◆ **What the exercise asks**: Repeat the listing in full. Nothing may be added or left out.

◆ **Material provided**:
================================

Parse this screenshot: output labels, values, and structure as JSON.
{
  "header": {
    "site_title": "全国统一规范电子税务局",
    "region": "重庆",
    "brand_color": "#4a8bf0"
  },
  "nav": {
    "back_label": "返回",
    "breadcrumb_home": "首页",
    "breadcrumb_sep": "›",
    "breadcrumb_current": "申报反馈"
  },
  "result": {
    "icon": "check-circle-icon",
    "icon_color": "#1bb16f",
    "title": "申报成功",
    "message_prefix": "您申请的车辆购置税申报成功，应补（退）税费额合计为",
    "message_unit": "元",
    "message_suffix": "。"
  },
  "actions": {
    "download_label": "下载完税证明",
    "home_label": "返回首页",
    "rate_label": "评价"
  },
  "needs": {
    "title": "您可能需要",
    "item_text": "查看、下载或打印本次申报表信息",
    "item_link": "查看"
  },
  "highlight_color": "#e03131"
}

================================

◆ **Solution**:
Parse this screenshot: output labels, values, and structure as JSON.
{
  "header": {
    "site_title": "全国统一规范电子税务局",
    "region": "重庆",
    "brand_color": "#4a8bf0"
  },
  "nav": {
    "back_label": "返回",
    "breadcrumb_home": "首页",
    "breadcrumb_sep": "›",
    "breadcrumb_current": "申报反馈"
  },
  "result": {
    "icon": "check-circle-icon",
    "icon_color": "#1bb16f",
    "title": "申报成功",
    "message_prefix": "您申请的车辆购置税申报成功，应补（退）税费额合计为",
    "message_unit": "元",
    "message_suffix": "。"
  },
  "actions": {
    "download_label": "下载完税证明",
    "home_label": "返回首页",
    "rate_label": "评价"
  },
  "needs": {
    "title": "您可能需要",
    "item_text": "查看、下载或打印本次申报表信息",
    "item_link": "查看"
  },
  "highlight_color": "#e03131"
}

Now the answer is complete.